» **Goal**:
Your answer should be one number: how many lines of the data include the string "BELIZE"?

» **Data listing**:

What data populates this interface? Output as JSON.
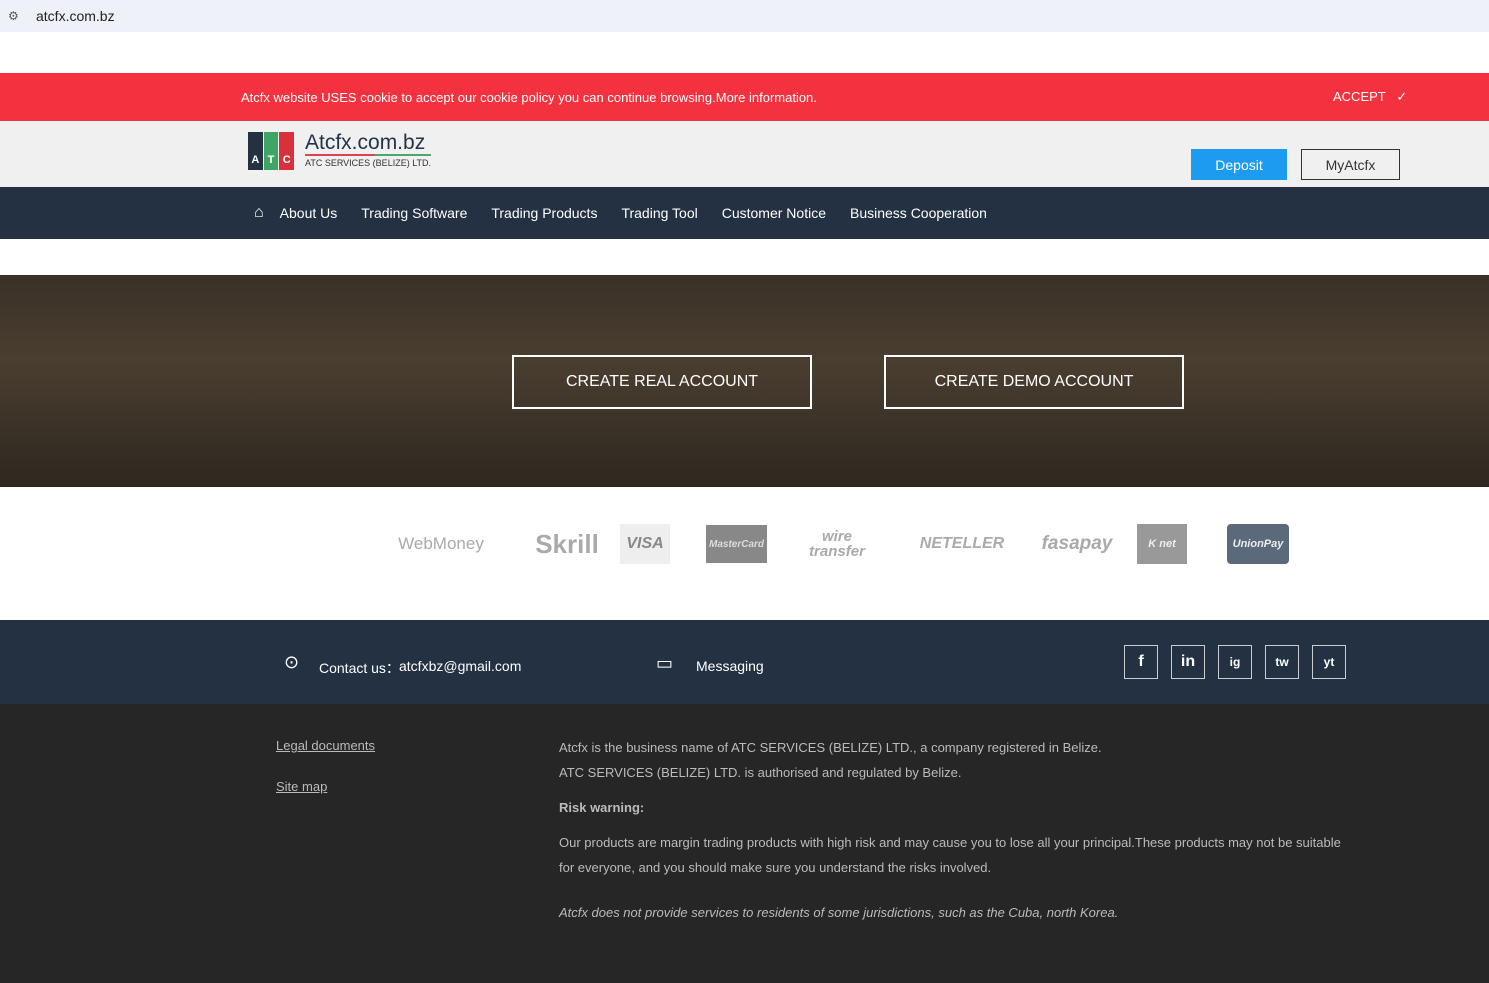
{
  "browser": {
    "url": "atcfx.com.bz"
  },
  "cookie": {
    "message": "Atcfx website USES cookie to accept our cookie policy you can continue browsing.More information.",
    "accept": "ACCEPT"
  },
  "header": {
    "logo_title": "Atcfx.com.bz",
    "logo_sub": "ATC SERVICES (BELIZE) LTD.",
    "logo_letters": [
      "A",
      "T",
      "C"
    ],
    "deposit": "Deposit",
    "myatcfx": "MyAtcfx"
  },
  "nav": [
    "About Us",
    "Trading Software",
    "Trading Products",
    "Trading Tool",
    "Customer Notice",
    "Business Cooperation"
  ],
  "hero": {
    "real": "CREATE REAL ACCOUNT",
    "demo": "CREATE DEMO ACCOUNT"
  },
  "payments": [
    "WebMoney",
    "Skrill",
    "VISA",
    "MasterCard",
    "wire transfer",
    "NETELLER",
    "fasapay",
    "K net",
    "UnionPay"
  ],
  "contact": {
    "label": "Contact us：",
    "email": "atcfxbz@gmail.com",
    "messaging": "Messaging",
    "social": [
      "f",
      "in",
      "ig",
      "tw",
      "yt"
    ]
  },
  "footer": {
    "legal": "Legal documents",
    "sitemap": "Site map",
    "line1": "Atcfx is the business name of ATC SERVICES (BELIZE) LTD., a company registered in Belize.",
    "line2": "ATC SERVICES (BELIZE) LTD. is authorised and regulated by Belize.",
    "risk_title": "Risk warning:",
    "risk": "Our products are margin trading products with high risk and may cause you to lose all your principal.These products may not be suitable for everyone, and you should make sure you understand the risks involved.",
    "jurisdiction": "Atcfx does not provide services to residents of some jurisdictions, such as the Cuba, north Korea."
  }
}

» **Full response**:
3